--- RAW RECORDS ---

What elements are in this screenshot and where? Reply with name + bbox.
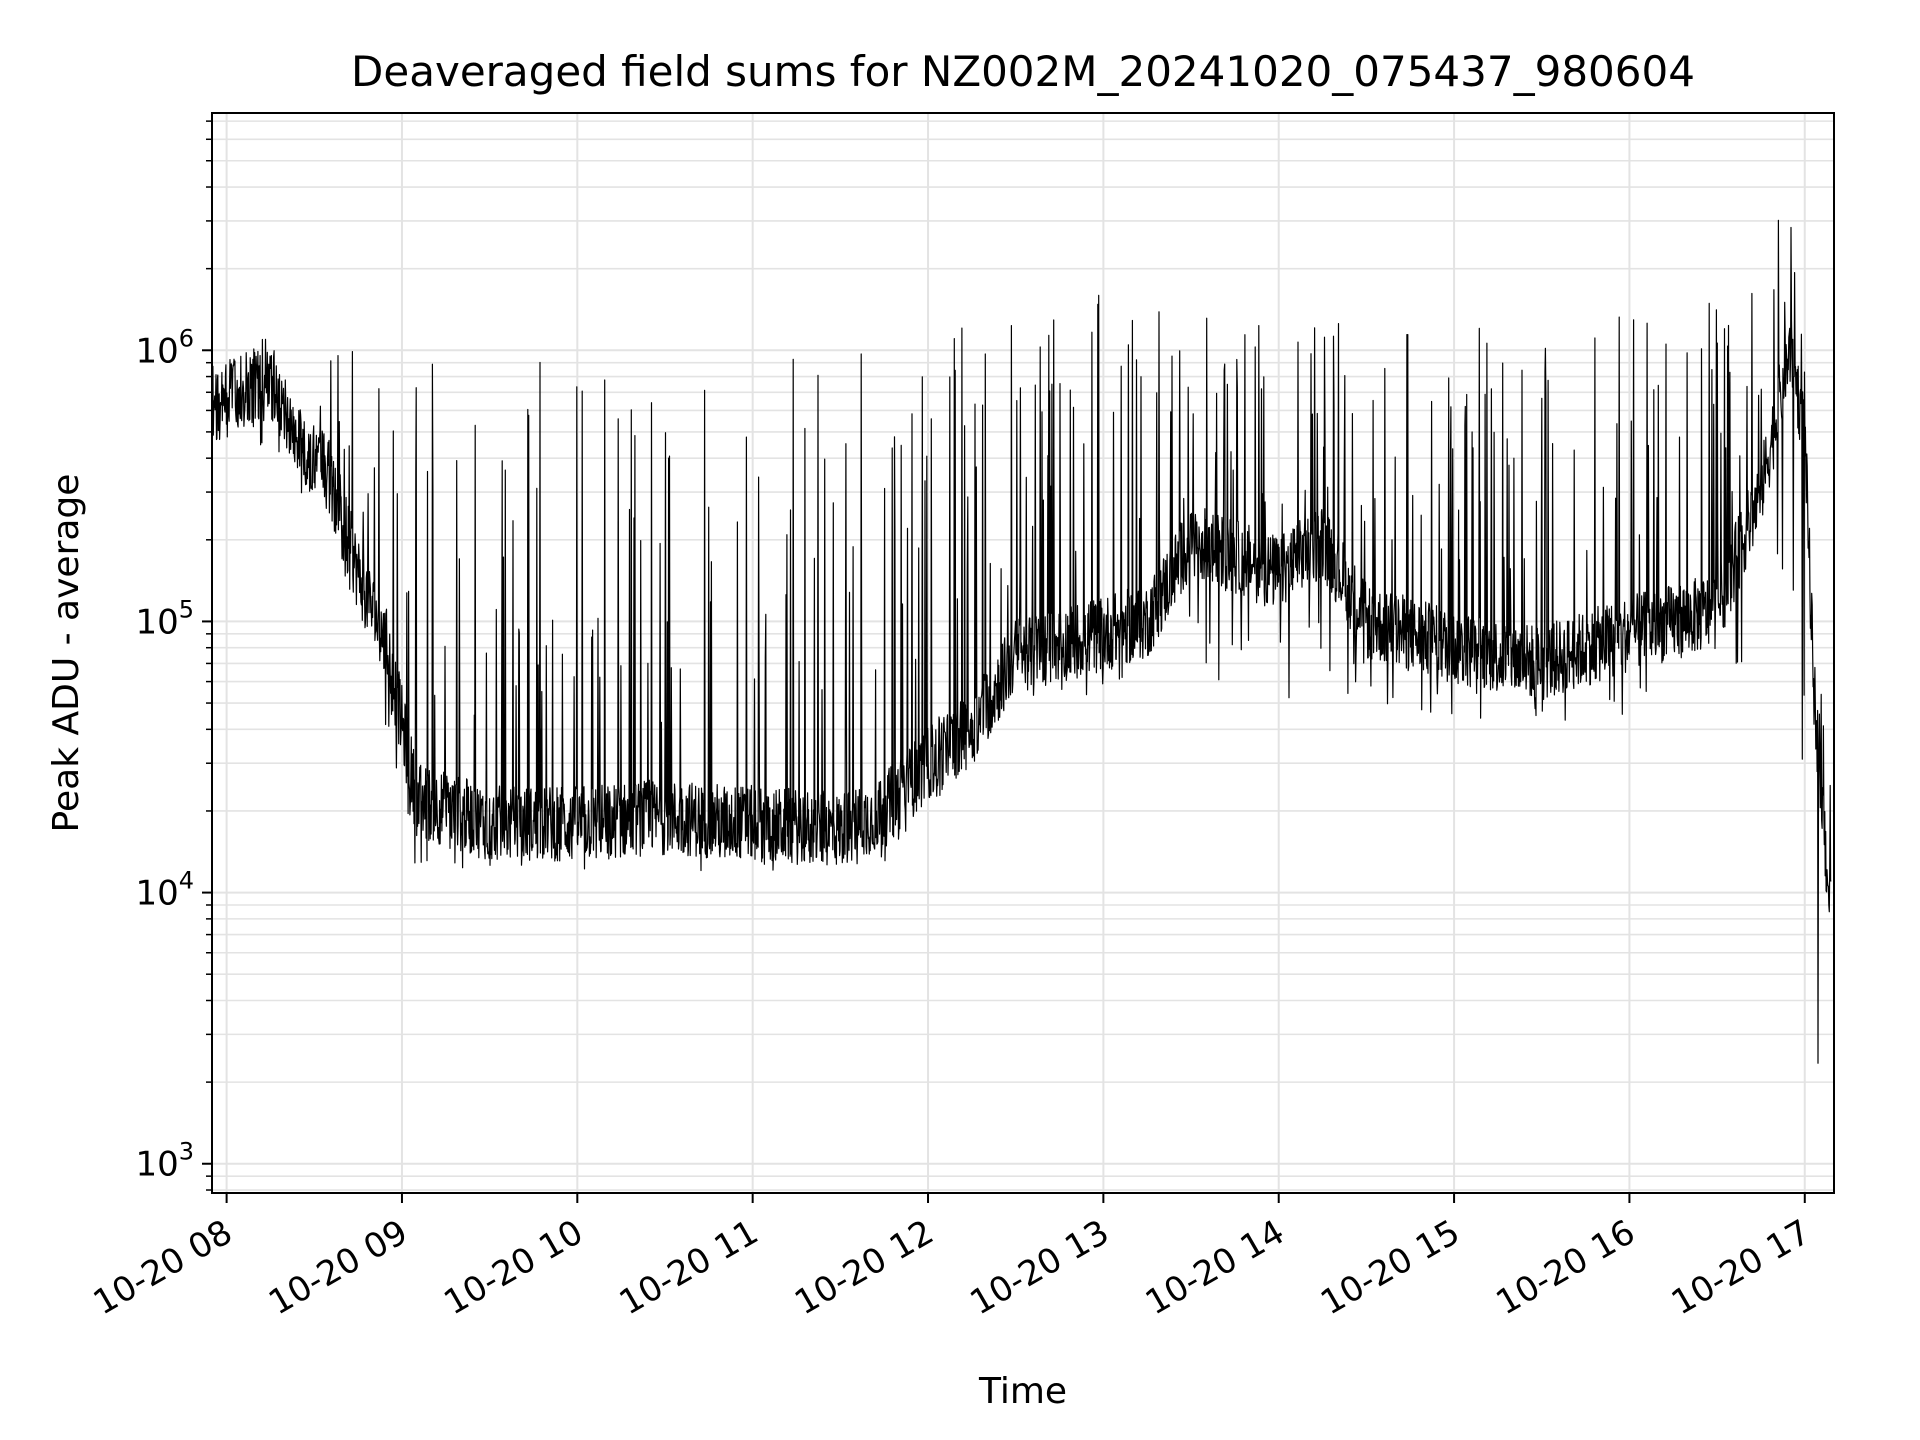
y-tick-label-base: 10: [135, 874, 178, 914]
grid-lines: [212, 113, 1834, 1193]
y-tick-label-base: 10: [135, 331, 178, 371]
chart-title: Deaveraged field sums for NZ002M_2024102…: [351, 47, 1695, 96]
x-tick-label: 10-20 10: [437, 1212, 589, 1323]
y-tick-label: 104: [135, 867, 194, 914]
y-tick-label-exponent: 3: [179, 1138, 194, 1166]
x-tick-label: 10-20 13: [963, 1212, 1115, 1323]
y-tick-label: 105: [135, 595, 194, 642]
plot-area-frame: [211, 112, 1835, 1194]
x-axis-label: Time: [978, 1371, 1067, 1412]
x-tick-label: 10-20 09: [262, 1212, 414, 1323]
y-tick-label-exponent: 4: [179, 867, 194, 895]
y-tick-label-exponent: 6: [179, 324, 194, 352]
x-tick-label: 10-20 11: [613, 1212, 765, 1323]
y-tick-label-base: 10: [135, 602, 178, 642]
y-tick-label-base: 10: [135, 1145, 178, 1185]
x-tick-label: 10-20 12: [788, 1212, 940, 1323]
series-line: [211, 219, 1832, 1064]
x-tick-label: 10-20 17: [1665, 1212, 1817, 1323]
y-tick-label: 103: [135, 1138, 194, 1185]
x-tick-label: 10-20 15: [1314, 1212, 1466, 1323]
x-tick-label: 10-20 14: [1139, 1212, 1291, 1323]
x-tick-label: 10-20 16: [1490, 1212, 1642, 1323]
y-tick-label-exponent: 5: [179, 595, 194, 623]
x-tick-label: 10-20 08: [87, 1212, 239, 1323]
y-axis-label: Peak ADU - average: [46, 474, 87, 833]
y-tick-label: 106: [135, 324, 194, 371]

---

Rewrite the lines from the line containing "y-tick-label-base: 10: [135, 874, 178, 914]" up to and including the line containing "x-tick-label: 10-20 15: [1314, 1212, 1466, 1323]", substituting "y-tick-label-power" for every occurrence of "y-tick-label-exponent" and leaving everything else unchanged.

y-tick-label-base: 10: [135, 874, 178, 914]
grid-lines: [212, 113, 1834, 1193]
y-tick-label-base: 10: [135, 331, 178, 371]
chart-title: Deaveraged field sums for NZ002M_2024102…: [351, 47, 1695, 96]
x-tick-label: 10-20 10: [437, 1212, 589, 1323]
y-tick-label: 104: [135, 867, 194, 914]
y-tick-label-power: 3: [179, 1138, 194, 1166]
x-tick-label: 10-20 13: [963, 1212, 1115, 1323]
y-tick-label: 105: [135, 595, 194, 642]
plot-area-frame: [211, 112, 1835, 1194]
x-axis-label: Time: [978, 1371, 1067, 1412]
x-tick-label: 10-20 09: [262, 1212, 414, 1323]
y-tick-label-power: 4: [179, 867, 194, 895]
y-tick-label-power: 6: [179, 324, 194, 352]
x-tick-label: 10-20 11: [613, 1212, 765, 1323]
y-tick-label-base: 10: [135, 602, 178, 642]
y-tick-label-base: 10: [135, 1145, 178, 1185]
x-tick-label: 10-20 12: [788, 1212, 940, 1323]
series-line: [211, 219, 1832, 1064]
x-tick-label: 10-20 17: [1665, 1212, 1817, 1323]
y-tick-label: 103: [135, 1138, 194, 1185]
x-tick-label: 10-20 15: [1314, 1212, 1466, 1323]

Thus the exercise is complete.